● **What to do**: Filter the lines below, copying only those with the string "Party".

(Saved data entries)
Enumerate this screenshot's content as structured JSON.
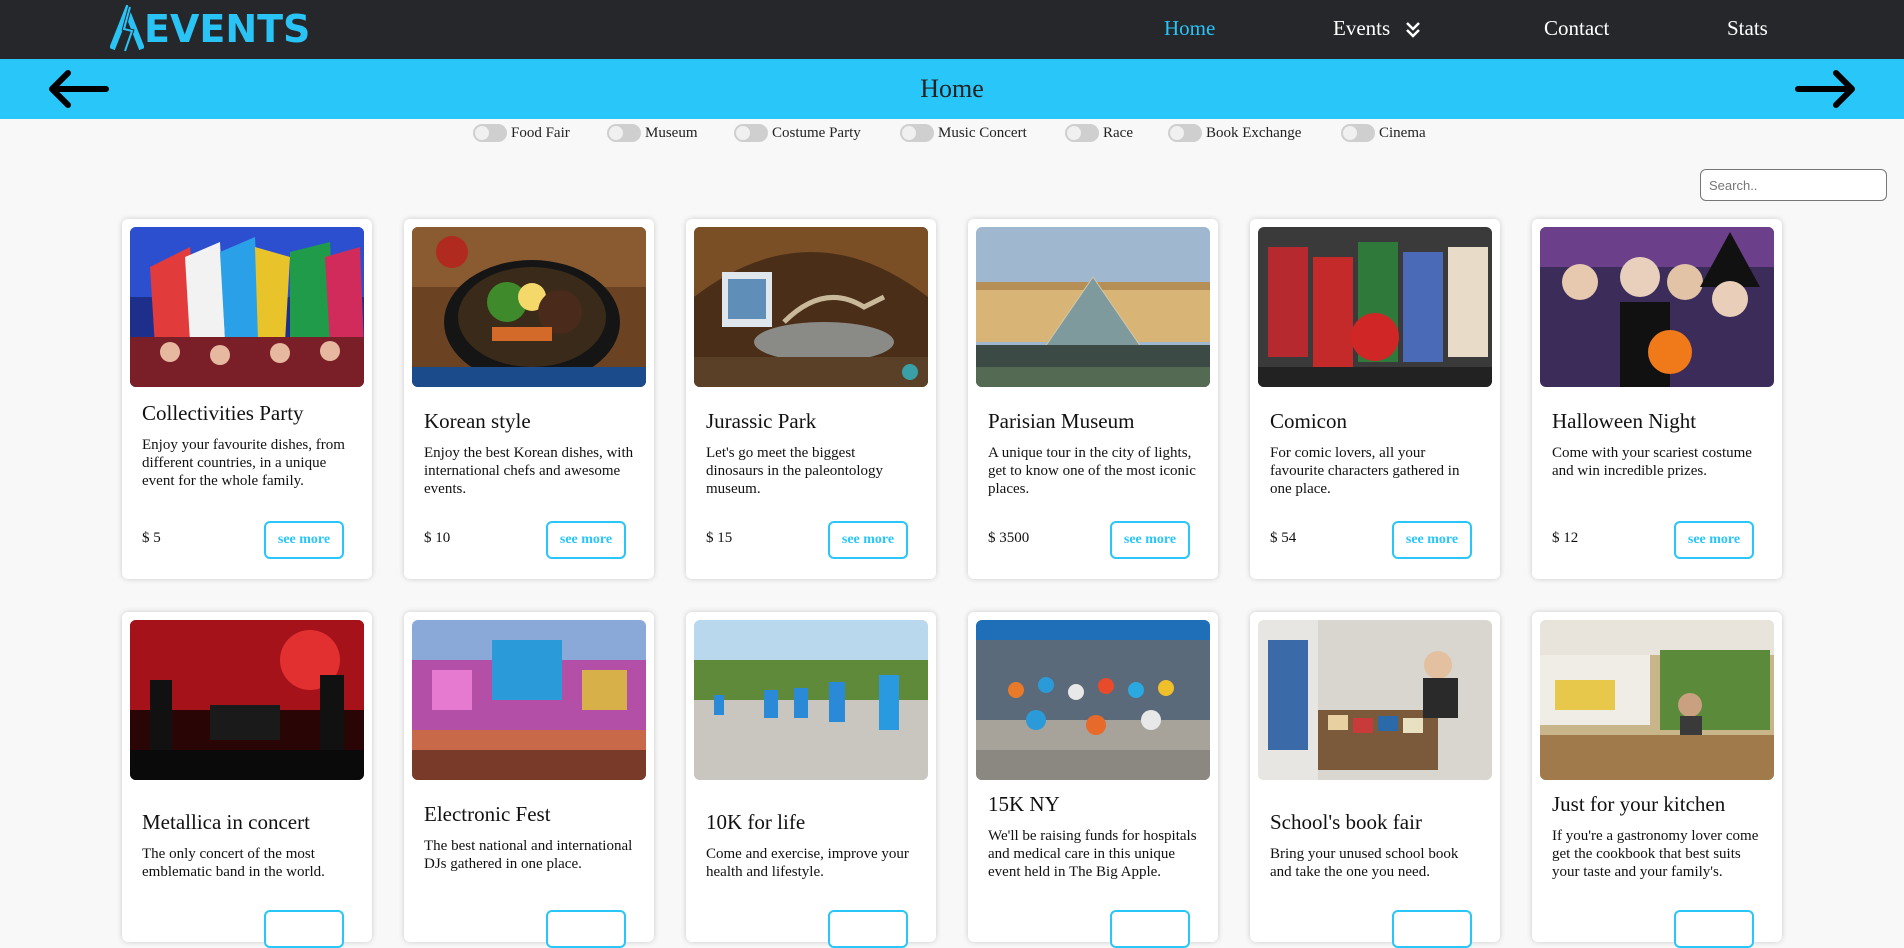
{
  "brand": {
    "logo_text": "EVENTS",
    "logo_letter": "A"
  },
  "nav": {
    "home": "Home",
    "events": "Events",
    "contact": "Contact",
    "stats": "Stats"
  },
  "banner": {
    "title": "Home"
  },
  "filters": [
    "Food Fair",
    "Museum",
    "Costume Party",
    "Music Concert",
    "Race",
    "Book Exchange",
    "Cinema"
  ],
  "search": {
    "placeholder": "Search.."
  },
  "colors": {
    "accent": "#29c6f9",
    "nav_bg": "#25272b",
    "page_bg": "#f8f8f8"
  },
  "cards": [
    {
      "title": "Collectivities Party",
      "desc": "Enjoy your favourite dishes, from different countries, in a unique event for the whole family.",
      "price": "$ 5",
      "button": "see more"
    },
    {
      "title": "Korean style",
      "desc": "Enjoy the best Korean dishes, with international chefs and awesome events.",
      "price": "$ 10",
      "button": "see more"
    },
    {
      "title": "Jurassic Park",
      "desc": "Let's go meet the biggest dinosaurs in the paleontology museum.",
      "price": "$ 15",
      "button": "see more"
    },
    {
      "title": "Parisian Museum",
      "desc": "A unique tour in the city of lights, get to know one of the most iconic places.",
      "price": "$ 3500",
      "button": "see more"
    },
    {
      "title": "Comicon",
      "desc": "For comic lovers, all your favourite characters gathered in one place.",
      "price": "$ 54",
      "button": "see more"
    },
    {
      "title": "Halloween Night",
      "desc": "Come with your scariest costume and win incredible prizes.",
      "price": "$ 12",
      "button": "see more"
    },
    {
      "title": "Metallica in concert",
      "desc": "The only concert of the most emblematic band in the world.",
      "price": "",
      "button": ""
    },
    {
      "title": "Electronic Fest",
      "desc": "The best national and international DJs gathered in one place.",
      "price": "",
      "button": ""
    },
    {
      "title": "10K for life",
      "desc": "Come and exercise, improve your health and lifestyle.",
      "price": "",
      "button": ""
    },
    {
      "title": "15K NY",
      "desc": "We'll be raising funds for hospitals and medical care in this unique event held in The Big Apple.",
      "price": "",
      "button": ""
    },
    {
      "title": "School's book fair",
      "desc": "Bring your unused school book and take the one you need.",
      "price": "",
      "button": ""
    },
    {
      "title": "Just for your kitchen",
      "desc": "If you're a gastronomy lover come get the cookbook that best suits your taste and your family's.",
      "price": "",
      "button": ""
    }
  ]
}
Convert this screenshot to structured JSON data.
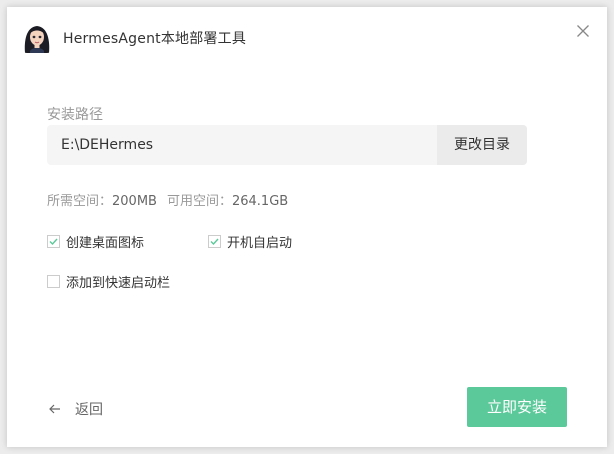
{
  "window": {
    "title": "HermesAgent本地部署工具",
    "avatar_icon": "girl-avatar-icon",
    "close_icon": "close-icon"
  },
  "install": {
    "path_label": "安装路径",
    "path_value": "E:\\DEHermes",
    "change_dir_label": "更改目录",
    "required_space_label": "所需空间：",
    "required_space_value": "200MB",
    "available_space_label": "可用空间：",
    "available_space_value": "264.1GB"
  },
  "options": [
    {
      "label": "创建桌面图标",
      "checked": true
    },
    {
      "label": "开机自启动",
      "checked": true
    },
    {
      "label": "添加到快速启动栏",
      "checked": false
    }
  ],
  "footer": {
    "back_label": "返回",
    "install_label": "立即安装"
  },
  "colors": {
    "accent": "#5cc99a",
    "check": "#5cc99a"
  }
}
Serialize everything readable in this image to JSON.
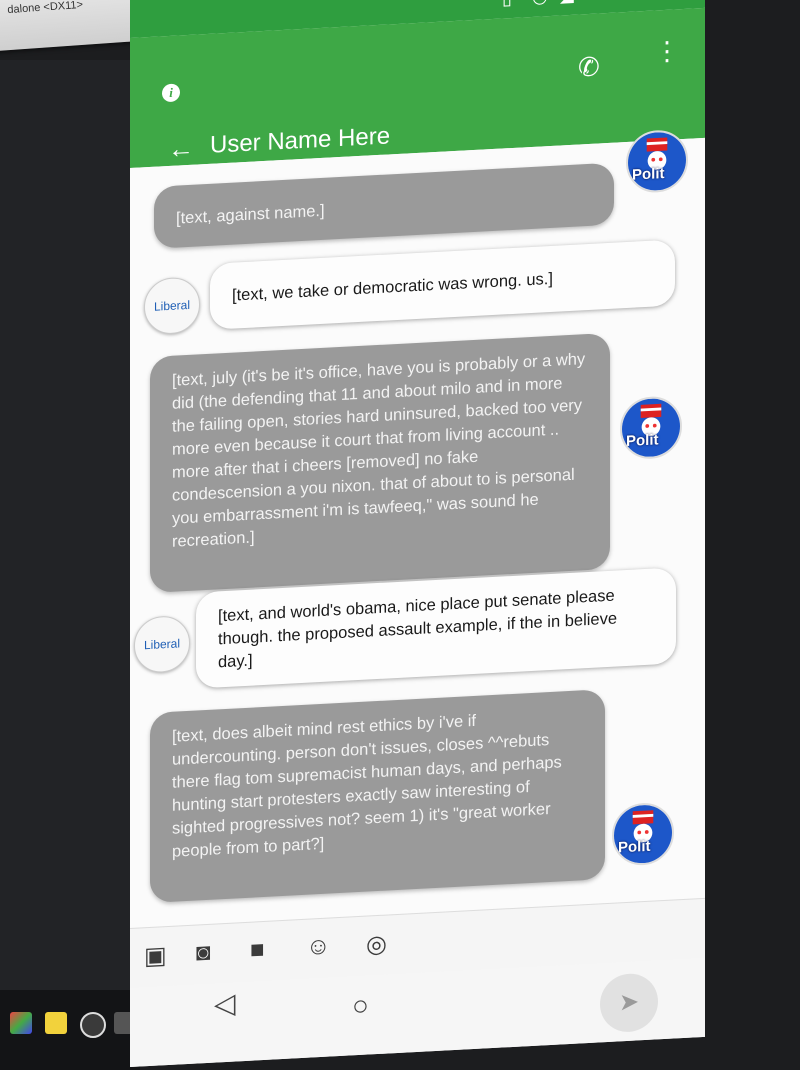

● **Reply**:
    "Costume Party",
      "title": "Collectivities Party",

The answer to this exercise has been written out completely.